- _Set task_: What lines of the data include the string "weight"? Copy them all.

- _Data for this exercise_:

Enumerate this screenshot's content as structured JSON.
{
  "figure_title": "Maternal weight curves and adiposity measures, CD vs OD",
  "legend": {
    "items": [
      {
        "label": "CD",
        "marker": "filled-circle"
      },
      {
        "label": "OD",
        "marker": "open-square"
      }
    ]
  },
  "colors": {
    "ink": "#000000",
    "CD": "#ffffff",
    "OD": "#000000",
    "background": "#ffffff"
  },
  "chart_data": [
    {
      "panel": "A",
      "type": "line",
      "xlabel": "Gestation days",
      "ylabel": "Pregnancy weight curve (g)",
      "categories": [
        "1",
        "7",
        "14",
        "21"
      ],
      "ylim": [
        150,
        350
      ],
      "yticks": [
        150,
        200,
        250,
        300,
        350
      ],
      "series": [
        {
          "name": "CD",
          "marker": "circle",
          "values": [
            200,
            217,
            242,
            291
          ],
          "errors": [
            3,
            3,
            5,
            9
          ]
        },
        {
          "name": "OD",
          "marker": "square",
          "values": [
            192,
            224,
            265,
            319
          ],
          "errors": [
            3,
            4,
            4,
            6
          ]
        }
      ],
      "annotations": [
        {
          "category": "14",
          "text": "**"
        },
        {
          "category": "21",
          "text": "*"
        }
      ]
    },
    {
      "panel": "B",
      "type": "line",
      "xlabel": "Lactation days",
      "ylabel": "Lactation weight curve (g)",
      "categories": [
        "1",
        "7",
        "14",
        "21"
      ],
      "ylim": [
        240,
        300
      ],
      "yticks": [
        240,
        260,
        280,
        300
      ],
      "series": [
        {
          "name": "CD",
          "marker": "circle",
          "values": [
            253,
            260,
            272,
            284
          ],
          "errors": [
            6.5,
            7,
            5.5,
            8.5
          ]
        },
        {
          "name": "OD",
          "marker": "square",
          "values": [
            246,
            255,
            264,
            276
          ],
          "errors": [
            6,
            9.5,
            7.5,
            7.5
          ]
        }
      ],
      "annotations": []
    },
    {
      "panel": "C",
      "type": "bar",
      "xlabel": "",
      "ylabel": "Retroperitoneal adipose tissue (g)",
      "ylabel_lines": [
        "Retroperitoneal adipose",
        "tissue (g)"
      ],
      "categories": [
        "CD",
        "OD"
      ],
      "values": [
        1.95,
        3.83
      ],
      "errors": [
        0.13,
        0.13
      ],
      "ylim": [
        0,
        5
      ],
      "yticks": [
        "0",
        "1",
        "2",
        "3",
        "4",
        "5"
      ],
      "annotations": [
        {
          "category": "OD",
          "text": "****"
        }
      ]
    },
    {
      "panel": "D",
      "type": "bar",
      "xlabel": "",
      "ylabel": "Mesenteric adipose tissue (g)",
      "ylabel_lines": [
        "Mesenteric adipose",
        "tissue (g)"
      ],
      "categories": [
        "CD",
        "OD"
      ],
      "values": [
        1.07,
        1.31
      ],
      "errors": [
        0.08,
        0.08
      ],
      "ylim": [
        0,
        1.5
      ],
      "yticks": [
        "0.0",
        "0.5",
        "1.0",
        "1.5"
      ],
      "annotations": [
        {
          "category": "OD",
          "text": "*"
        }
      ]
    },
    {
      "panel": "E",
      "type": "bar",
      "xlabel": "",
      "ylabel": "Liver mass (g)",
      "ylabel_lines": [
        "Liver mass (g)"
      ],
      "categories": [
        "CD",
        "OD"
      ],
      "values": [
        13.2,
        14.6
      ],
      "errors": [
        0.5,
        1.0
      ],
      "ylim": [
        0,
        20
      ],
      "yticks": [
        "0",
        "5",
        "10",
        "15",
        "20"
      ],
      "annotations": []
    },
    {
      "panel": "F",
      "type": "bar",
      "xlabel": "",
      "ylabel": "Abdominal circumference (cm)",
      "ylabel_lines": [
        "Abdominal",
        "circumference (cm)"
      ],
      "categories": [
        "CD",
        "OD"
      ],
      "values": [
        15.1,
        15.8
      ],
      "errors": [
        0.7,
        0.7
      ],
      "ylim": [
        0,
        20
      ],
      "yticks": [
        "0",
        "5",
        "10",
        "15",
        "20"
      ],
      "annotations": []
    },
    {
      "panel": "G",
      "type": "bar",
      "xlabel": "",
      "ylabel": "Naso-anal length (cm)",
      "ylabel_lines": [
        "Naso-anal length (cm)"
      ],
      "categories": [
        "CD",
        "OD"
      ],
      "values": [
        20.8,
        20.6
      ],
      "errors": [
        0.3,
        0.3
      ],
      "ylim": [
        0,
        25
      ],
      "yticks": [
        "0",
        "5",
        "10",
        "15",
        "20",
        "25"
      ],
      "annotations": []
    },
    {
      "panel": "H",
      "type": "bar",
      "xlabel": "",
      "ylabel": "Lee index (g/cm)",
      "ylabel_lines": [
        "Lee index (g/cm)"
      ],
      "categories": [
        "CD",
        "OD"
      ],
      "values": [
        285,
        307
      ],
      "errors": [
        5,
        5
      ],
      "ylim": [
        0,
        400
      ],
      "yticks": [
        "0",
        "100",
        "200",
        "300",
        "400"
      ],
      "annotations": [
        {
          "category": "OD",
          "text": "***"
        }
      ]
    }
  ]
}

- _Task answer_:
  "figure_title": "Maternal weight curves and adiposity measures, CD vs OD",
      "ylabel": "Pregnancy weight curve (g)",
      "ylabel": "Lactation weight curve (g)",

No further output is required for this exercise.